*EXERCISE DESCRIPTION*
Extract, from the records beneath this instruction, each line that contains the word "青面兽林冲".

╭─ DATA SECTION

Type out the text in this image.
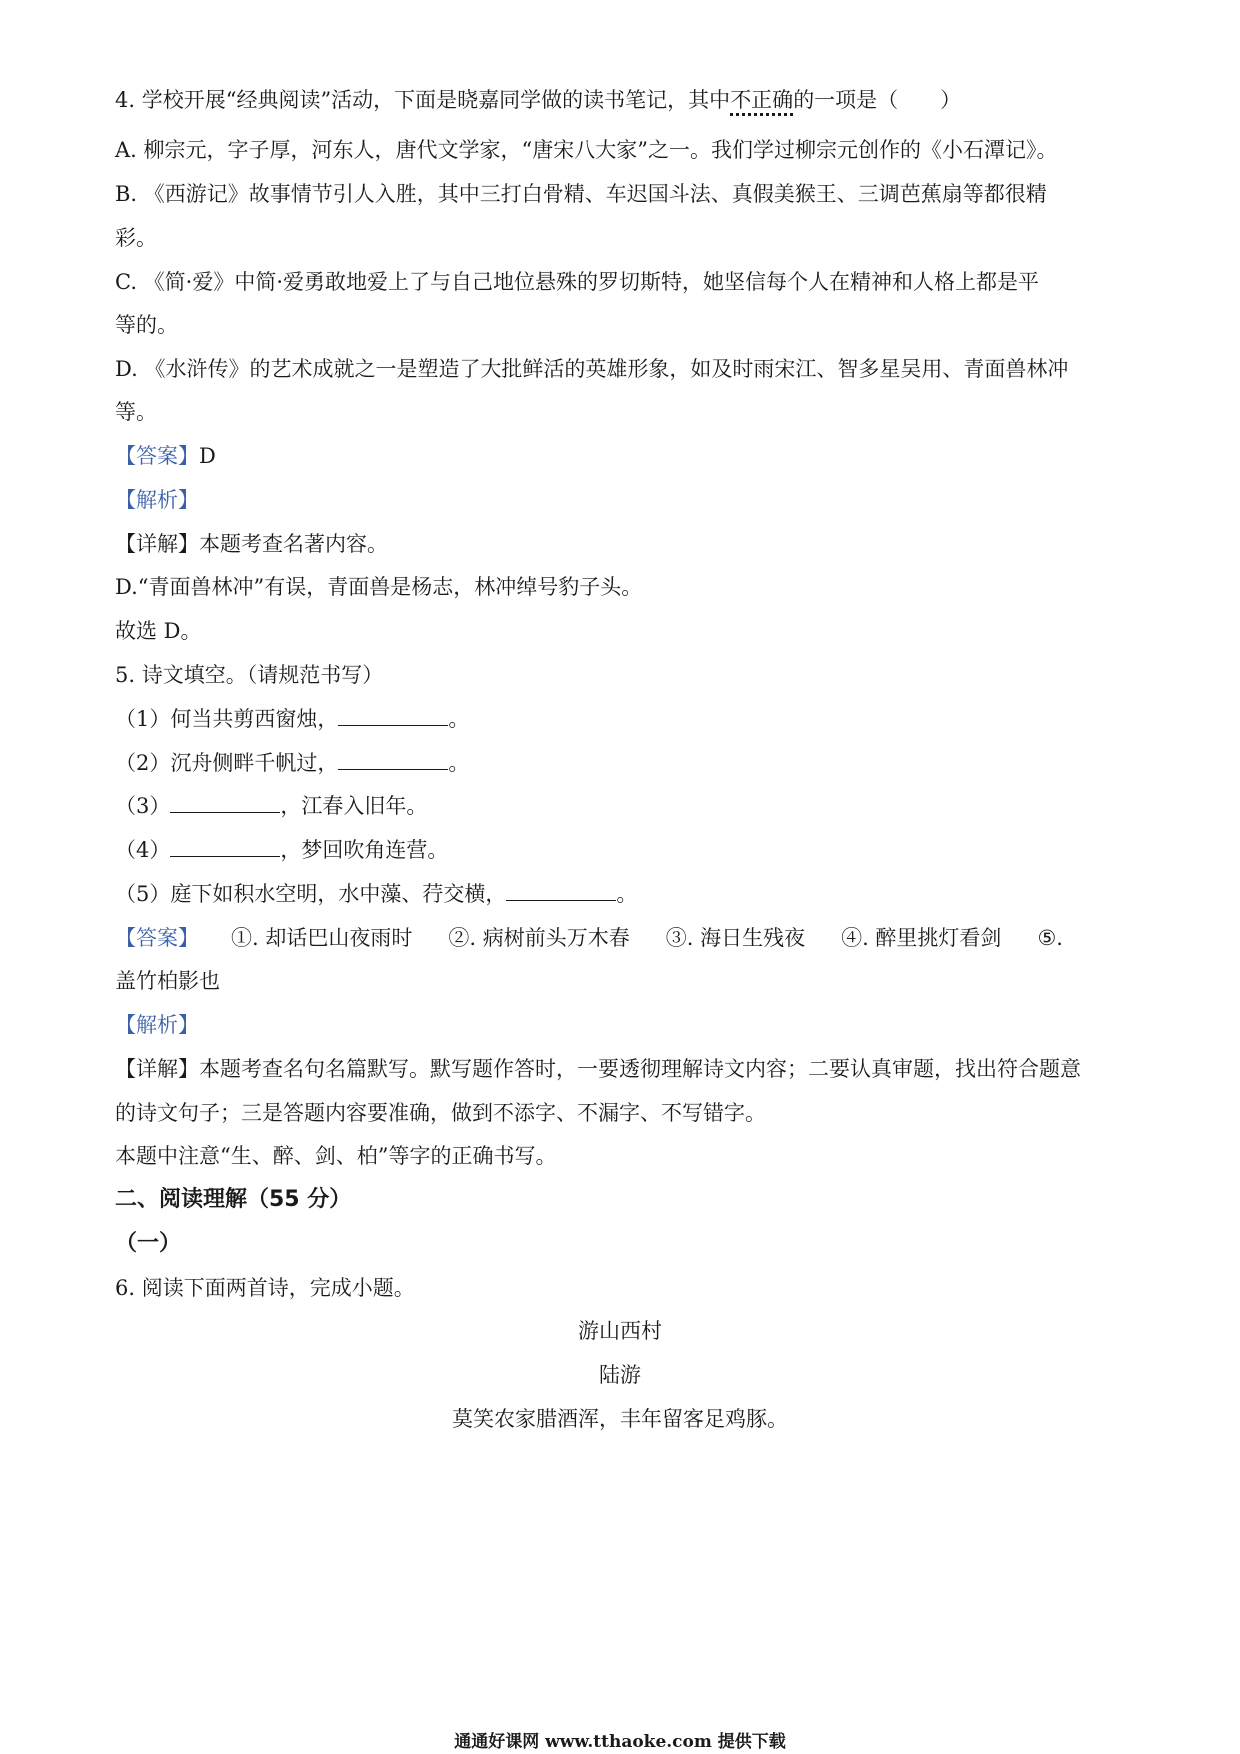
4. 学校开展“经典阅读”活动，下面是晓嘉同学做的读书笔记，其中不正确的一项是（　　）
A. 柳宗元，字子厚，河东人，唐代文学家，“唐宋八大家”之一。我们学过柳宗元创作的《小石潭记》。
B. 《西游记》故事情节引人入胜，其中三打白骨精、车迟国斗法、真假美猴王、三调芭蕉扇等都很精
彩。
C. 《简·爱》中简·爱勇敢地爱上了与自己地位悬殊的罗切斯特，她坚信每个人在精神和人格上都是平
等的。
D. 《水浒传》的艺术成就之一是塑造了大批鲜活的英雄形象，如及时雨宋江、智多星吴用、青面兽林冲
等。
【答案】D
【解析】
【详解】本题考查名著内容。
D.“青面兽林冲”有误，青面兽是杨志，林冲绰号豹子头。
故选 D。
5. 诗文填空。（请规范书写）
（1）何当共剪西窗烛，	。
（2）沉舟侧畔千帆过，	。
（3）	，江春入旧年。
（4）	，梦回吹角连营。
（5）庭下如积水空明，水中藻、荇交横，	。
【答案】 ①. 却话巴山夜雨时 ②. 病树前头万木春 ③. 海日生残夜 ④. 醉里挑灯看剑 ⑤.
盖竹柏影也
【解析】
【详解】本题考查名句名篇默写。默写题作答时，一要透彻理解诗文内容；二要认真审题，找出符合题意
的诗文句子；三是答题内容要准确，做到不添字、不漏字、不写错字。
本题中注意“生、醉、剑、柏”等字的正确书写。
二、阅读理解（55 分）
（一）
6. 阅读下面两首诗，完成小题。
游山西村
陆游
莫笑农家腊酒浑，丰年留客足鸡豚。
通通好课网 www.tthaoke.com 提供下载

╰─

*ANSWER*
D. 《水浒传》的艺术成就之一是塑造了大批鲜活的英雄形象，如及时雨宋江、智多星吴用、青面兽林冲
D.“青面兽林冲”有误，青面兽是杨志，林冲绰号豹子头。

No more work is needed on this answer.